## Task brief
Give the listing below again in full, exactly as written.

- - - - - - -

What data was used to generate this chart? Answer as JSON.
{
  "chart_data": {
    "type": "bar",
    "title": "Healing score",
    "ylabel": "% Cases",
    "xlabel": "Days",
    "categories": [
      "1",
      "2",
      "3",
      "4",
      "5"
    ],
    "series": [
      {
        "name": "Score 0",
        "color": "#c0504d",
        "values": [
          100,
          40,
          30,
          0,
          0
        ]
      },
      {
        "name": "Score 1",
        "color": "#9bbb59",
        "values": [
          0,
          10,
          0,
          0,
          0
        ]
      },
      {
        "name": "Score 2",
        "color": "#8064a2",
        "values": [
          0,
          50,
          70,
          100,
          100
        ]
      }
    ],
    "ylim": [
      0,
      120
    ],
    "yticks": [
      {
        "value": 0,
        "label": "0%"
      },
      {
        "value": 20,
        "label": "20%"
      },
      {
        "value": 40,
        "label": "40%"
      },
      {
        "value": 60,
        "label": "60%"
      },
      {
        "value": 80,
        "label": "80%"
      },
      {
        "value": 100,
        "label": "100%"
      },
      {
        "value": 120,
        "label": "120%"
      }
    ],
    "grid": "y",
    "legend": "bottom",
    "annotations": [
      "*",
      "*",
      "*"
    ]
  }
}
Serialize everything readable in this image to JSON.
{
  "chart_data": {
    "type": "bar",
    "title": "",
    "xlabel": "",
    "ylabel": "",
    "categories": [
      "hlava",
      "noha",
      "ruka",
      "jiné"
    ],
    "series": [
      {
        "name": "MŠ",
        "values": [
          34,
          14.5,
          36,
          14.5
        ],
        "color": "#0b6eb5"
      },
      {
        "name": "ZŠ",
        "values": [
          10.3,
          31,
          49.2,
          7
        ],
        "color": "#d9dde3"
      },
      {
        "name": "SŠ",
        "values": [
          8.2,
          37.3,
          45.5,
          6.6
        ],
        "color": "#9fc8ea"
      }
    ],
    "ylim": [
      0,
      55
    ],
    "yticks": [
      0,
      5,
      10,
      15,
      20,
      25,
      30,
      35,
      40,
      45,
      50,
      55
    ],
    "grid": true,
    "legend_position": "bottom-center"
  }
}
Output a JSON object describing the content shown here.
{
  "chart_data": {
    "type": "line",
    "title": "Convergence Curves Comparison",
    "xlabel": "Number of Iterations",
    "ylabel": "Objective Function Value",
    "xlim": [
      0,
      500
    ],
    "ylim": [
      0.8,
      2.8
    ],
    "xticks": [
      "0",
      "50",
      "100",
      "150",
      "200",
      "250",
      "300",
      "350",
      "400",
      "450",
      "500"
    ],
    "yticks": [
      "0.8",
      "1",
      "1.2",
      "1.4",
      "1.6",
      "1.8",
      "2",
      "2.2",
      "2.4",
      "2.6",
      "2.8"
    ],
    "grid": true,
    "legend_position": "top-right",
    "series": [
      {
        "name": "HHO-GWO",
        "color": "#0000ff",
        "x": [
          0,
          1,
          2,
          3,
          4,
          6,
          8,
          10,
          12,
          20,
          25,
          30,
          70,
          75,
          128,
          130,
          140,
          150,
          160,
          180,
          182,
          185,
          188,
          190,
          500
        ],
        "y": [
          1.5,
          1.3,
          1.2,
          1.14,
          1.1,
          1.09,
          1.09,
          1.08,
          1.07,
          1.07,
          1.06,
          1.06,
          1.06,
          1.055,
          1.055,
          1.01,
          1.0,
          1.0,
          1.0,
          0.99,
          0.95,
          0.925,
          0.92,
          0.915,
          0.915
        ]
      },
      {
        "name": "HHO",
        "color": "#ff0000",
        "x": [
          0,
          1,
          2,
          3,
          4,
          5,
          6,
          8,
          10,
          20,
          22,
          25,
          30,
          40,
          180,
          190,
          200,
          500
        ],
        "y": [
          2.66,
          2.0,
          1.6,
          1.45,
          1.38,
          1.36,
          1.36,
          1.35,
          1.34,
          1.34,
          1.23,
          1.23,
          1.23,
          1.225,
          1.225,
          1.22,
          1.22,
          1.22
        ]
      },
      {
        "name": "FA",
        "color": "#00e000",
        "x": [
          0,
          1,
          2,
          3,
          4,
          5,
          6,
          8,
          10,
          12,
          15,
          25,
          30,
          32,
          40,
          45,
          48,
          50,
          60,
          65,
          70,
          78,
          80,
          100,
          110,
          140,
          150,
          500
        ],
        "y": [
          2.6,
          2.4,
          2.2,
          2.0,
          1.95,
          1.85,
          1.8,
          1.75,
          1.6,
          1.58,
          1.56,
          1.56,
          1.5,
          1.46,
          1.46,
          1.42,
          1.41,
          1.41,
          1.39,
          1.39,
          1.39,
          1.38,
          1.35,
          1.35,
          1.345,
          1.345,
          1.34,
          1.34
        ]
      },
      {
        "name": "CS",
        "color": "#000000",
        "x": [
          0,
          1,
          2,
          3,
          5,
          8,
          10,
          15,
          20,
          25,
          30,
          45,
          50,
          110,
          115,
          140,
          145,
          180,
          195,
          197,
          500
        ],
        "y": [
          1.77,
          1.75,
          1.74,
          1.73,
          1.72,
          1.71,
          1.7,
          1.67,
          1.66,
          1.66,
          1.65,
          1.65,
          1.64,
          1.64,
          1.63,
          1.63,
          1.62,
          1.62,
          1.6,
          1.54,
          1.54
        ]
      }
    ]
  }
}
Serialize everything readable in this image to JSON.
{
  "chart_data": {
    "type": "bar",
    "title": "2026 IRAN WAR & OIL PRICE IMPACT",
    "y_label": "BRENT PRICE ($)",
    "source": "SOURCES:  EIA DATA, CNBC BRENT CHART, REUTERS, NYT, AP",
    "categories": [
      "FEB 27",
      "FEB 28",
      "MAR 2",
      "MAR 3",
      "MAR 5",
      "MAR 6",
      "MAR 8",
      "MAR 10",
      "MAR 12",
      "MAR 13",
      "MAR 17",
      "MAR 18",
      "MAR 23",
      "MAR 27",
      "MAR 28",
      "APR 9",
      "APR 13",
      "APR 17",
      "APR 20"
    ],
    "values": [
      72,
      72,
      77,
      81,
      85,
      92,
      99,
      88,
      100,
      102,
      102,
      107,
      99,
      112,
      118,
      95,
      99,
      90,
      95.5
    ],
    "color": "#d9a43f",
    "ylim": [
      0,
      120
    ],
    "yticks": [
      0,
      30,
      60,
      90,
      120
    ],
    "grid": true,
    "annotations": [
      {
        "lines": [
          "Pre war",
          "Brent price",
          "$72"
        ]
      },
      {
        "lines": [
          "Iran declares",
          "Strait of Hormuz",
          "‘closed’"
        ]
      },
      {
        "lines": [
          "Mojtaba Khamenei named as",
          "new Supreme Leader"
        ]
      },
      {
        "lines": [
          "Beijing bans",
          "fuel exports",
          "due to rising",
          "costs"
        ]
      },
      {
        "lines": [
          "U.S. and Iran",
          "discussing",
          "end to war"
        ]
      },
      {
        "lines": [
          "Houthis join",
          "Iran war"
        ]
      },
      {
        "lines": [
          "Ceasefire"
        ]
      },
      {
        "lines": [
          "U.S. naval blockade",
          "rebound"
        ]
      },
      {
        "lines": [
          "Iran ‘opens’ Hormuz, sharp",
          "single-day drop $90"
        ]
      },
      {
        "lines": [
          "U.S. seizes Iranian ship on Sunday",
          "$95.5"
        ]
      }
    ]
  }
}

- - - - - - -

## Task answer
What data was used to generate this chart? Answer as JSON.
{
  "chart_data": {
    "type": "bar",
    "title": "Healing score",
    "ylabel": "% Cases",
    "xlabel": "Days",
    "categories": [
      "1",
      "2",
      "3",
      "4",
      "5"
    ],
    "series": [
      {
        "name": "Score 0",
        "color": "#c0504d",
        "values": [
          100,
          40,
          30,
          0,
          0
        ]
      },
      {
        "name": "Score 1",
        "color": "#9bbb59",
        "values": [
          0,
          10,
          0,
          0,
          0
        ]
      },
      {
        "name": "Score 2",
        "color": "#8064a2",
        "values": [
          0,
          50,
          70,
          100,
          100
        ]
      }
    ],
    "ylim": [
      0,
      120
    ],
    "yticks": [
      {
        "value": 0,
        "label": "0%"
      },
      {
        "value": 20,
        "label": "20%"
      },
      {
        "value": 40,
        "label": "40%"
      },
      {
        "value": 60,
        "label": "60%"
      },
      {
        "value": 80,
        "label": "80%"
      },
      {
        "value": 100,
        "label": "100%"
      },
      {
        "value": 120,
        "label": "120%"
      }
    ],
    "grid": "y",
    "legend": "bottom",
    "annotations": [
      "*",
      "*",
      "*"
    ]
  }
}
Serialize everything readable in this image to JSON.
{
  "chart_data": {
    "type": "bar",
    "title": "",
    "xlabel": "",
    "ylabel": "",
    "categories": [
      "hlava",
      "noha",
      "ruka",
      "jiné"
    ],
    "series": [
      {
        "name": "MŠ",
        "values": [
          34,
          14.5,
          36,
          14.5
        ],
        "color": "#0b6eb5"
      },
      {
        "name": "ZŠ",
        "values": [
          10.3,
          31,
          49.2,
          7
        ],
        "color": "#d9dde3"
      },
      {
        "name": "SŠ",
        "values": [
          8.2,
          37.3,
          45.5,
          6.6
        ],
        "color": "#9fc8ea"
      }
    ],
    "ylim": [
      0,
      55
    ],
    "yticks": [
      0,
      5,
      10,
      15,
      20,
      25,
      30,
      35,
      40,
      45,
      50,
      55
    ],
    "grid": true,
    "legend_position": "bottom-center"
  }
}
Output a JSON object describing the content shown here.
{
  "chart_data": {
    "type": "line",
    "title": "Convergence Curves Comparison",
    "xlabel": "Number of Iterations",
    "ylabel": "Objective Function Value",
    "xlim": [
      0,
      500
    ],
    "ylim": [
      0.8,
      2.8
    ],
    "xticks": [
      "0",
      "50",
      "100",
      "150",
      "200",
      "250",
      "300",
      "350",
      "400",
      "450",
      "500"
    ],
    "yticks": [
      "0.8",
      "1",
      "1.2",
      "1.4",
      "1.6",
      "1.8",
      "2",
      "2.2",
      "2.4",
      "2.6",
      "2.8"
    ],
    "grid": true,
    "legend_position": "top-right",
    "series": [
      {
        "name": "HHO-GWO",
        "color": "#0000ff",
        "x": [
          0,
          1,
          2,
          3,
          4,
          6,
          8,
          10,
          12,
          20,
          25,
          30,
          70,
          75,
          128,
          130,
          140,
          150,
          160,
          180,
          182,
          185,
          188,
          190,
          500
        ],
        "y": [
          1.5,
          1.3,
          1.2,
          1.14,
          1.1,
          1.09,
          1.09,
          1.08,
          1.07,
          1.07,
          1.06,
          1.06,
          1.06,
          1.055,
          1.055,
          1.01,
          1.0,
          1.0,
          1.0,
          0.99,
          0.95,
          0.925,
          0.92,
          0.915,
          0.915
        ]
      },
      {
        "name": "HHO",
        "color": "#ff0000",
        "x": [
          0,
          1,
          2,
          3,
          4,
          5,
          6,
          8,
          10,
          20,
          22,
          25,
          30,
          40,
          180,
          190,
          200,
          500
        ],
        "y": [
          2.66,
          2.0,
          1.6,
          1.45,
          1.38,
          1.36,
          1.36,
          1.35,
          1.34,
          1.34,
          1.23,
          1.23,
          1.23,
          1.225,
          1.225,
          1.22,
          1.22,
          1.22
        ]
      },
      {
        "name": "FA",
        "color": "#00e000",
        "x": [
          0,
          1,
          2,
          3,
          4,
          5,
          6,
          8,
          10,
          12,
          15,
          25,
          30,
          32,
          40,
          45,
          48,
          50,
          60,
          65,
          70,
          78,
          80,
          100,
          110,
          140,
          150,
          500
        ],
        "y": [
          2.6,
          2.4,
          2.2,
          2.0,
          1.95,
          1.85,
          1.8,
          1.75,
          1.6,
          1.58,
          1.56,
          1.56,
          1.5,
          1.46,
          1.46,
          1.42,
          1.41,
          1.41,
          1.39,
          1.39,
          1.39,
          1.38,
          1.35,
          1.35,
          1.345,
          1.345,
          1.34,
          1.34
        ]
      },
      {
        "name": "CS",
        "color": "#000000",
        "x": [
          0,
          1,
          2,
          3,
          5,
          8,
          10,
          15,
          20,
          25,
          30,
          45,
          50,
          110,
          115,
          140,
          145,
          180,
          195,
          197,
          500
        ],
        "y": [
          1.77,
          1.75,
          1.74,
          1.73,
          1.72,
          1.71,
          1.7,
          1.67,
          1.66,
          1.66,
          1.65,
          1.65,
          1.64,
          1.64,
          1.63,
          1.63,
          1.62,
          1.62,
          1.6,
          1.54,
          1.54
        ]
      }
    ]
  }
}
Serialize everything readable in this image to JSON.
{
  "chart_data": {
    "type": "bar",
    "title": "2026 IRAN WAR & OIL PRICE IMPACT",
    "y_label": "BRENT PRICE ($)",
    "source": "SOURCES:  EIA DATA, CNBC BRENT CHART, REUTERS, NYT, AP",
    "categories": [
      "FEB 27",
      "FEB 28",
      "MAR 2",
      "MAR 3",
      "MAR 5",
      "MAR 6",
      "MAR 8",
      "MAR 10",
      "MAR 12",
      "MAR 13",
      "MAR 17",
      "MAR 18",
      "MAR 23",
      "MAR 27",
      "MAR 28",
      "APR 9",
      "APR 13",
      "APR 17",
      "APR 20"
    ],
    "values": [
      72,
      72,
      77,
      81,
      85,
      92,
      99,
      88,
      100,
      102,
      102,
      107,
      99,
      112,
      118,
      95,
      99,
      90,
      95.5
    ],
    "color": "#d9a43f",
    "ylim": [
      0,
      120
    ],
    "yticks": [
      0,
      30,
      60,
      90,
      120
    ],
    "grid": true,
    "annotations": [
      {
        "lines": [
          "Pre war",
          "Brent price",
          "$72"
        ]
      },
      {
        "lines": [
          "Iran declares",
          "Strait of Hormuz",
          "‘closed’"
        ]
      },
      {
        "lines": [
          "Mojtaba Khamenei named as",
          "new Supreme Leader"
        ]
      },
      {
        "lines": [
          "Beijing bans",
          "fuel exports",
          "due to rising",
          "costs"
        ]
      },
      {
        "lines": [
          "U.S. and Iran",
          "discussing",
          "end to war"
        ]
      },
      {
        "lines": [
          "Houthis join",
          "Iran war"
        ]
      },
      {
        "lines": [
          "Ceasefire"
        ]
      },
      {
        "lines": [
          "U.S. naval blockade",
          "rebound"
        ]
      },
      {
        "lines": [
          "Iran ‘opens’ Hormuz, sharp",
          "single-day drop $90"
        ]
      },
      {
        "lines": [
          "U.S. seizes Iranian ship on Sunday",
          "$95.5"
        ]
      }
    ]
  }
}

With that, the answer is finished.